* [AIM]: Arrange everything from the line containing "point-pink bbox=[895, 246, 909, 260]" down to the line containing "point-pink bbox=[236, 418, 250, 432]" as a Markdown table with columns "No." and "Line", one row per line, omitting blank lines.

-- BEGIN SUPPLIED ENTRIES --

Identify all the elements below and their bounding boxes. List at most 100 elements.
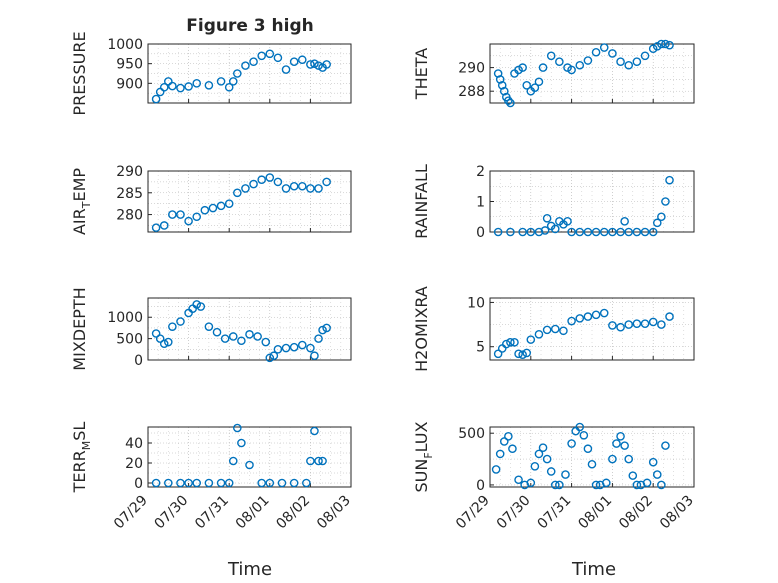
data-point	[661, 441, 670, 450]
data-point	[168, 81, 177, 91]
data-point	[277, 478, 287, 488]
subplot-sun-flux: 0 500 07/29 07/30 07/31 08/01 08/02 08/03 SUNFLU…	[412, 421, 697, 532]
data-point	[192, 300, 202, 309]
x-axis-label-right: Time	[571, 559, 616, 580]
y-tick-label: 1	[476, 195, 485, 211]
data-point	[273, 177, 283, 187]
data-point	[567, 439, 576, 448]
data-point	[208, 203, 218, 213]
data-point	[550, 224, 560, 234]
data-point	[249, 57, 258, 67]
data-point	[502, 339, 511, 349]
data-point	[526, 227, 536, 237]
data-point	[192, 478, 202, 488]
data-point	[302, 478, 311, 488]
data-point	[561, 470, 570, 479]
data-point	[640, 227, 650, 237]
data-point	[542, 213, 552, 223]
axes-box	[147, 297, 352, 361]
x-tick-label: 08/01	[233, 493, 273, 533]
data-point	[176, 478, 185, 488]
data-point	[665, 312, 674, 321]
data-point	[506, 227, 515, 237]
y-tick-label: 290	[116, 164, 143, 180]
data-point	[583, 444, 593, 454]
y-tick-label: 0	[476, 478, 485, 494]
data-point	[289, 342, 299, 352]
data-point	[151, 94, 161, 104]
data-point	[200, 205, 210, 215]
x-tick-label: 07/29	[111, 493, 151, 533]
data-point	[583, 56, 593, 65]
data-point	[624, 320, 634, 329]
y-tick-label: 950	[116, 57, 143, 73]
data-point	[237, 438, 246, 448]
data-point	[583, 312, 593, 321]
data-point	[306, 343, 315, 353]
y-axis-label: THETA	[412, 48, 431, 100]
data-point	[163, 337, 173, 347]
data-point	[176, 210, 185, 219]
y-tick-label: 285	[116, 186, 143, 202]
y-axis-label: TERRMSL	[70, 422, 93, 494]
data-point	[504, 432, 513, 441]
data-point	[583, 227, 593, 237]
y-axis-label: AIRTEMP	[70, 168, 93, 235]
data-point	[624, 60, 634, 70]
data-point	[657, 320, 666, 329]
data-point	[538, 63, 548, 72]
data-point	[591, 480, 601, 490]
x-tick-label: 08/02	[616, 493, 656, 533]
data-point	[281, 65, 291, 74]
y-tick-label: 290	[458, 61, 485, 77]
data-point	[620, 441, 629, 450]
data-point	[506, 337, 515, 347]
data-point	[559, 326, 568, 336]
data-point	[550, 480, 560, 490]
data-point	[216, 201, 226, 211]
data-point	[648, 457, 658, 467]
x-tick-label: 07/30	[152, 493, 192, 533]
data-point	[632, 319, 642, 328]
data-point	[624, 454, 634, 464]
data-point	[196, 302, 206, 311]
data-point	[192, 212, 202, 222]
data-point	[518, 63, 527, 72]
data-point	[575, 227, 585, 237]
data-point	[575, 314, 585, 323]
data-point	[518, 350, 527, 359]
data-point	[155, 87, 165, 97]
data-point	[591, 47, 601, 57]
data-point	[237, 336, 246, 346]
y-tick-label: 500	[116, 332, 143, 348]
data-point	[261, 337, 271, 347]
data-point	[297, 181, 307, 191]
data-point	[314, 184, 323, 193]
data-point	[522, 348, 532, 358]
data-point	[310, 426, 319, 436]
data-point	[493, 227, 503, 237]
data-point	[591, 310, 601, 320]
data-point	[224, 478, 234, 488]
data-point	[322, 60, 331, 69]
figure-title: Figure 3 high	[186, 16, 314, 36]
data-point	[616, 57, 625, 67]
data-point	[640, 319, 650, 328]
data-point	[184, 82, 193, 91]
y-tick-label: 500	[458, 426, 485, 442]
y-tick-label: 288	[458, 84, 485, 100]
subplot-air-temp: 280 285 290 AIRTEMP	[70, 164, 352, 235]
data-point	[665, 175, 674, 185]
data-point	[632, 57, 642, 67]
data-point	[648, 227, 658, 237]
data-point	[273, 53, 283, 63]
data-point	[555, 57, 564, 67]
data-point	[249, 179, 258, 189]
data-point	[306, 456, 315, 466]
y-tick-label: 280	[116, 208, 143, 224]
data-point	[322, 177, 331, 187]
data-point	[310, 351, 319, 361]
y-tick-label: 5	[476, 340, 485, 356]
y-tick-label: 1000	[107, 310, 143, 326]
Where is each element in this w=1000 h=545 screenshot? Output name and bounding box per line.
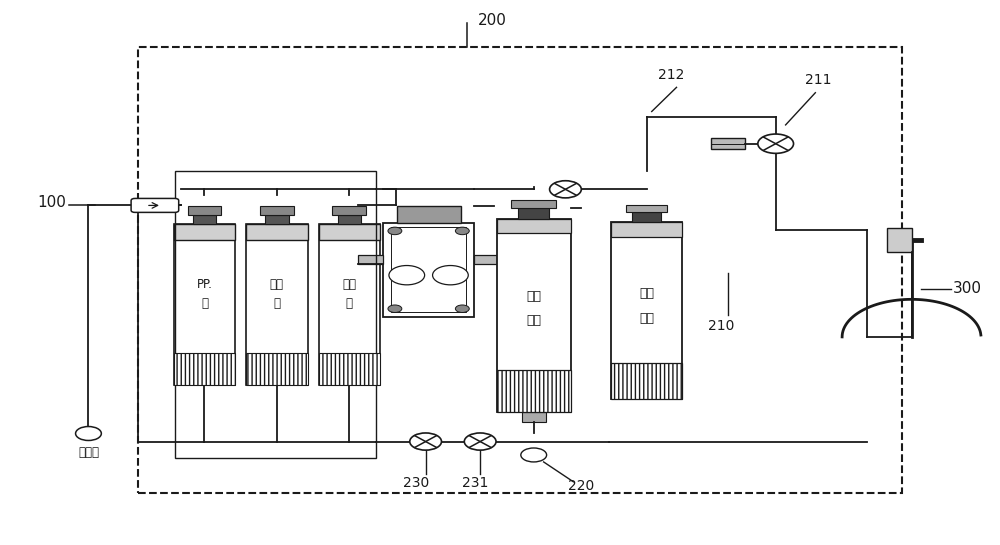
Bar (246, 353, 308, 385)
Circle shape (455, 305, 469, 312)
FancyBboxPatch shape (131, 198, 179, 213)
Bar (522, 412, 546, 422)
Bar (174, 224, 235, 240)
Bar (174, 353, 235, 385)
Bar (188, 207, 221, 215)
Text: 211: 211 (805, 74, 832, 87)
Bar (391, 227, 466, 312)
Bar (626, 205, 667, 212)
Circle shape (758, 134, 794, 153)
Bar (175, 171, 376, 458)
Bar (332, 207, 366, 215)
Bar (611, 363, 682, 398)
Bar (397, 206, 461, 223)
Bar (497, 370, 571, 412)
Text: 炭: 炭 (273, 297, 280, 310)
Circle shape (76, 427, 101, 440)
Text: PP.: PP. (197, 278, 212, 291)
Bar (338, 215, 361, 224)
Bar (319, 224, 380, 385)
Text: 210: 210 (708, 319, 735, 333)
Bar (518, 208, 549, 219)
Circle shape (550, 181, 581, 198)
Circle shape (455, 227, 469, 235)
Text: 透膜: 透膜 (526, 314, 541, 328)
Circle shape (521, 448, 547, 462)
Text: 棉: 棉 (201, 297, 208, 310)
Text: 300: 300 (953, 281, 982, 296)
Bar (497, 219, 571, 233)
Bar (193, 215, 216, 224)
Text: 膜: 膜 (346, 297, 353, 310)
Bar (174, 224, 235, 385)
Circle shape (464, 433, 496, 450)
Circle shape (388, 305, 402, 312)
Bar (246, 224, 308, 385)
Bar (265, 215, 289, 224)
Text: 220: 220 (568, 479, 595, 493)
Bar (383, 223, 474, 317)
Text: 原水口: 原水口 (78, 446, 99, 459)
Text: 滤芯: 滤芯 (639, 312, 654, 325)
Bar (358, 255, 383, 264)
Bar (319, 353, 380, 385)
Circle shape (388, 227, 402, 235)
Text: 活性: 活性 (270, 278, 284, 291)
Circle shape (410, 433, 441, 450)
Text: 200: 200 (478, 13, 507, 28)
Bar (138, 47, 902, 493)
Bar (319, 224, 380, 240)
Text: 复合: 复合 (639, 287, 654, 300)
Bar (711, 138, 745, 149)
Bar (511, 201, 556, 208)
Bar (260, 207, 294, 215)
Text: 231: 231 (462, 476, 488, 490)
Bar (887, 228, 912, 252)
Text: 230: 230 (403, 476, 429, 490)
Text: 反渗: 反渗 (526, 290, 541, 303)
Bar (611, 221, 682, 238)
Bar (497, 219, 571, 412)
Circle shape (389, 265, 425, 285)
Bar (474, 255, 499, 264)
Text: 212: 212 (658, 68, 685, 82)
Text: 100: 100 (37, 195, 66, 210)
Circle shape (433, 265, 468, 285)
Bar (246, 224, 308, 240)
Bar (611, 221, 682, 398)
Text: 超滤: 超滤 (342, 278, 356, 291)
Bar (632, 212, 661, 221)
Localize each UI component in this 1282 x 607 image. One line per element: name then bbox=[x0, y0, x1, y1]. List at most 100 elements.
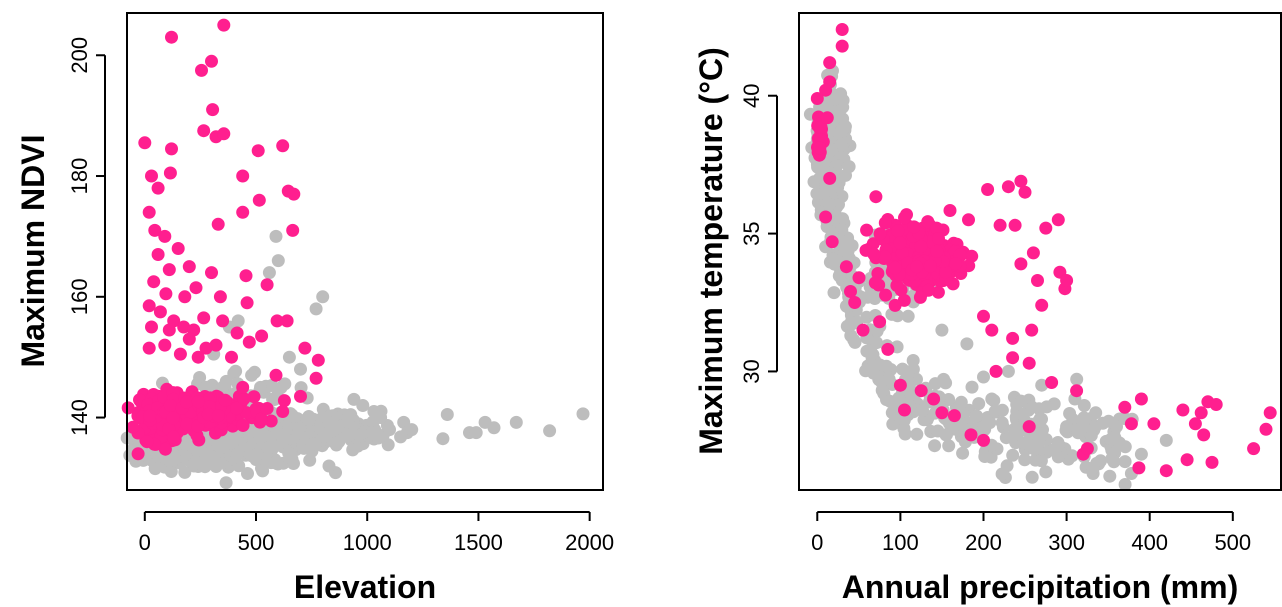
point-pink bbox=[895, 246, 909, 260]
point-pink bbox=[981, 183, 995, 196]
point-gray bbox=[1071, 423, 1085, 437]
point-pink bbox=[145, 169, 158, 183]
x-tick-label: 500 bbox=[1214, 530, 1251, 555]
point-pink bbox=[820, 111, 834, 125]
point-pink bbox=[236, 418, 250, 432]
point-pink bbox=[1014, 257, 1028, 271]
point-gray bbox=[891, 309, 904, 323]
point-pink bbox=[260, 278, 274, 292]
point-pink bbox=[1018, 185, 1032, 199]
point-pink bbox=[217, 127, 231, 141]
point-pink bbox=[166, 411, 180, 425]
plot-frame bbox=[126, 12, 604, 491]
point-pink bbox=[213, 290, 227, 304]
plot-points bbox=[803, 23, 1277, 491]
point-gray bbox=[309, 302, 323, 316]
point-pink bbox=[839, 260, 853, 274]
point-pink bbox=[173, 347, 187, 361]
point-gray bbox=[316, 290, 330, 304]
point-gray bbox=[1134, 447, 1148, 461]
point-pink bbox=[177, 320, 191, 334]
point-pink bbox=[270, 314, 284, 328]
point-pink bbox=[1188, 417, 1202, 431]
point-pink bbox=[277, 394, 291, 408]
point-gray bbox=[901, 309, 915, 323]
point-pink bbox=[891, 224, 905, 238]
point-gray bbox=[344, 428, 357, 442]
point-pink bbox=[236, 205, 250, 219]
point-pink bbox=[205, 54, 218, 68]
point-gray bbox=[835, 124, 849, 138]
point-pink bbox=[873, 227, 887, 241]
point-pink bbox=[287, 187, 301, 201]
point-gray bbox=[942, 439, 956, 453]
point-pink bbox=[280, 314, 294, 328]
point-gray bbox=[848, 335, 862, 349]
point-pink bbox=[888, 298, 902, 312]
point-pink bbox=[255, 329, 269, 343]
point-gray bbox=[845, 239, 859, 253]
point-gray bbox=[954, 418, 968, 432]
point-pink bbox=[217, 18, 231, 32]
point-gray bbox=[1018, 453, 1032, 467]
point-pink bbox=[910, 260, 924, 274]
point-gray bbox=[1086, 461, 1100, 475]
point-gray bbox=[1089, 406, 1103, 420]
point-gray bbox=[294, 362, 307, 376]
point-gray bbox=[405, 423, 419, 437]
point-gray bbox=[226, 436, 240, 449]
plot-points bbox=[120, 18, 590, 490]
point-pink bbox=[218, 393, 232, 407]
point-pink bbox=[247, 390, 261, 404]
point-pink bbox=[153, 305, 167, 319]
point-pink bbox=[211, 217, 225, 231]
point-gray bbox=[832, 269, 846, 283]
point-gray bbox=[983, 416, 997, 430]
point-gray bbox=[978, 450, 992, 463]
point-gray bbox=[910, 427, 924, 441]
point-pink bbox=[1176, 403, 1190, 417]
point-pink bbox=[878, 216, 892, 230]
point-pink bbox=[236, 380, 250, 394]
point-pink bbox=[180, 417, 194, 431]
x-tick-label: 1000 bbox=[343, 530, 392, 555]
point-pink bbox=[197, 311, 211, 325]
point-gray bbox=[954, 395, 968, 409]
point-pink bbox=[211, 409, 225, 423]
point-gray bbox=[180, 447, 193, 461]
point-pink bbox=[819, 210, 833, 224]
x-tick-label: 0 bbox=[811, 530, 823, 555]
point-pink bbox=[264, 414, 278, 428]
x-tick-label: 100 bbox=[882, 530, 919, 555]
point-pink bbox=[1001, 180, 1015, 194]
point-pink bbox=[178, 290, 192, 304]
point-pink bbox=[898, 403, 911, 417]
point-pink bbox=[962, 213, 975, 227]
point-pink bbox=[844, 285, 857, 298]
point-gray bbox=[960, 337, 974, 351]
point-gray bbox=[939, 428, 953, 442]
point-pink bbox=[142, 299, 156, 313]
point-pink bbox=[126, 420, 140, 434]
point-gray bbox=[262, 266, 276, 280]
point-pink bbox=[1026, 246, 1040, 260]
point-pink bbox=[171, 242, 185, 255]
point-pink bbox=[1159, 464, 1173, 478]
x-tick-label: 300 bbox=[1048, 530, 1085, 555]
point-pink bbox=[1147, 417, 1161, 431]
point-pink bbox=[142, 205, 156, 219]
point-pink bbox=[286, 223, 300, 237]
plot-frame bbox=[798, 12, 1282, 491]
point-gray bbox=[1008, 425, 1022, 439]
point-pink bbox=[230, 326, 244, 340]
point-pink bbox=[1006, 351, 1020, 365]
point-pink bbox=[191, 395, 205, 409]
point-pink bbox=[1051, 213, 1065, 227]
point-pink bbox=[888, 261, 902, 275]
point-pink bbox=[163, 399, 177, 412]
point-pink bbox=[239, 269, 253, 283]
point-gray bbox=[1077, 399, 1091, 412]
point-pink bbox=[206, 103, 220, 117]
point-pink bbox=[907, 220, 921, 234]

-- END SUPPLIED ENTRIES --

* [EXPECTED OUTPUT]:
| No. | Line |
|---|---|
| 1 | point-pink bbox=[895, 246, 909, 260] |
| 2 | point-pink bbox=[981, 183, 995, 196] |
| 3 | point-gray bbox=[1071, 423, 1085, 437] |
| 4 | point-pink bbox=[145, 169, 158, 183] |
| 5 | x-tick-label: 500 bbox=[1214, 530, 1251, 555] |
| 6 | point-pink bbox=[820, 111, 834, 125] |
| 7 | point-pink bbox=[236, 418, 250, 432] |